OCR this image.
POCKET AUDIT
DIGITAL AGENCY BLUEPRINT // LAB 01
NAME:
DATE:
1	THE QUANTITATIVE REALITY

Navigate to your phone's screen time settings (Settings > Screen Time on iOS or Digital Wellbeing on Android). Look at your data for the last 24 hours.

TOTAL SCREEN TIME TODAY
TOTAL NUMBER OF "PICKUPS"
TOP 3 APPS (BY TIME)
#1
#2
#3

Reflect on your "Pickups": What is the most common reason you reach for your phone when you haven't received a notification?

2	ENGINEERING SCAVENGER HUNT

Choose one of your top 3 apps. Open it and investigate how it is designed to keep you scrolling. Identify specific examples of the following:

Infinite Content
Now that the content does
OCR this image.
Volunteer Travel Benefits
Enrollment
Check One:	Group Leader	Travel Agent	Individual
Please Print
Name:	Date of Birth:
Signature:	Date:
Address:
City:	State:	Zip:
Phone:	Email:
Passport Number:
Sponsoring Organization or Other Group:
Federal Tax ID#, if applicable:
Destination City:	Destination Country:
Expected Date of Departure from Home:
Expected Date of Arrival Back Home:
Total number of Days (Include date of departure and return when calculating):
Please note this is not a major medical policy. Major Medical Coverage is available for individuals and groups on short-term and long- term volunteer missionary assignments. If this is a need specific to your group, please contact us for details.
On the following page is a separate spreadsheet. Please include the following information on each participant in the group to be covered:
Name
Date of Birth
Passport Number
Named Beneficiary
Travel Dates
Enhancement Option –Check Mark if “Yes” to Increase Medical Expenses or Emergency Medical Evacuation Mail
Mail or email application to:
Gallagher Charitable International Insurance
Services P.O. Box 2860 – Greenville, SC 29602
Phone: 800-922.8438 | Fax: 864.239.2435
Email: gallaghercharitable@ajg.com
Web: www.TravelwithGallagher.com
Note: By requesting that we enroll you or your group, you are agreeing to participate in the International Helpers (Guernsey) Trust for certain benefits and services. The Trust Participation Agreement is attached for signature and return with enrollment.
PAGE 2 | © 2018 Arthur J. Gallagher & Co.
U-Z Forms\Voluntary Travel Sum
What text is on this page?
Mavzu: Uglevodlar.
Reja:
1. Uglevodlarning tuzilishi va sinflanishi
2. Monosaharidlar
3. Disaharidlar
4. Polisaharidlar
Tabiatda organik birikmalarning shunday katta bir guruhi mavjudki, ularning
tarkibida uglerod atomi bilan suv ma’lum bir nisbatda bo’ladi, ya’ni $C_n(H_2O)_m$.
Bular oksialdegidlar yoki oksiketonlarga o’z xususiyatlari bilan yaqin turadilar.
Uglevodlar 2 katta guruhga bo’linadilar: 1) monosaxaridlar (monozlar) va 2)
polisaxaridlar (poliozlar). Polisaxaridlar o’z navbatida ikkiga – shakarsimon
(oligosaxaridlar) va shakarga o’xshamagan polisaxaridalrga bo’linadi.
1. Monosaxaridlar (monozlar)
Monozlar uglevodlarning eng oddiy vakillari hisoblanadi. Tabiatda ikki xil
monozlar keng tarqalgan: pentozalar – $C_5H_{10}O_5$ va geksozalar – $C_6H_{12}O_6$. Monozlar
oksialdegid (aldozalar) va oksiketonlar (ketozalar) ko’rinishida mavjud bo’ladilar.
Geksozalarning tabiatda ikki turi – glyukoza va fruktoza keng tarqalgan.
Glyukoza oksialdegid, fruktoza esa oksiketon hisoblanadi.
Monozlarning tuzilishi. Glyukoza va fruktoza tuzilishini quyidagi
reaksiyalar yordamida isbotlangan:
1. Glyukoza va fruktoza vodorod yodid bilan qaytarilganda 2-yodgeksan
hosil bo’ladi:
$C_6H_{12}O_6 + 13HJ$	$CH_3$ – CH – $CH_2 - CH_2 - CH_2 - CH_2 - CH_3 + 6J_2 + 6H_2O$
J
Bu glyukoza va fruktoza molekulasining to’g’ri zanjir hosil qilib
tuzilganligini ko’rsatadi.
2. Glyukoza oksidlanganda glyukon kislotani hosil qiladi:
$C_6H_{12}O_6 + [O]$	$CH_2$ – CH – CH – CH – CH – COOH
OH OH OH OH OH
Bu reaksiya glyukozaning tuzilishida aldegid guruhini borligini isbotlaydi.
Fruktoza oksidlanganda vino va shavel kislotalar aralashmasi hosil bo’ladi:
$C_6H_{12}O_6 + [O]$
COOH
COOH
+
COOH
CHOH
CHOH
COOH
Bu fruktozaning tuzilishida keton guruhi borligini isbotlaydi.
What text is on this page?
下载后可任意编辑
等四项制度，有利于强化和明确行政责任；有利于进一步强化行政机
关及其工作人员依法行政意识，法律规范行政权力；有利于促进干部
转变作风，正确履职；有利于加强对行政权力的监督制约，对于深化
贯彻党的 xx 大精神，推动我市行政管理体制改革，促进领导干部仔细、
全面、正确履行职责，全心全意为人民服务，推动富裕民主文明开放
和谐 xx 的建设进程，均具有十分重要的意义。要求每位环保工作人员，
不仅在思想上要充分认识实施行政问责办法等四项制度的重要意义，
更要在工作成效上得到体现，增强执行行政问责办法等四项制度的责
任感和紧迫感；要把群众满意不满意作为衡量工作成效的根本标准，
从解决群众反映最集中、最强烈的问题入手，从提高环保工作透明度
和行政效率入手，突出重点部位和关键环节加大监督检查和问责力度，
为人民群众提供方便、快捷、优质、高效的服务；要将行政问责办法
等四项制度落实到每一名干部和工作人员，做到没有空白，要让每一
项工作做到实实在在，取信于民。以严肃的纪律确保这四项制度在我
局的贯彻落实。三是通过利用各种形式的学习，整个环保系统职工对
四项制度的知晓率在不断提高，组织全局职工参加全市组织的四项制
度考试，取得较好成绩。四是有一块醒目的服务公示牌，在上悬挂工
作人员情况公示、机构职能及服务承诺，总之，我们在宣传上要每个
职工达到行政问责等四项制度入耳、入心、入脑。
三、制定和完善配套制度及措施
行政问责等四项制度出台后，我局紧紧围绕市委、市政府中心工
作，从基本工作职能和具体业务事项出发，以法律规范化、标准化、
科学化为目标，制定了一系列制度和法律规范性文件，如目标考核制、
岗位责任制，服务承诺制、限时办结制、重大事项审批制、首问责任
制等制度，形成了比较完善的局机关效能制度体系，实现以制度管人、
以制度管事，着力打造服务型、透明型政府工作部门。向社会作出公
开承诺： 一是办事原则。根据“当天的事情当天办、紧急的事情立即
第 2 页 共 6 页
· · · · · · ·
REQUIREMENT: Look through the entries above; copy each line where the string "Expected" appears.

RESPONSE:
Expected Date of Departure from Home:
Expected Date of Arrival Back Home:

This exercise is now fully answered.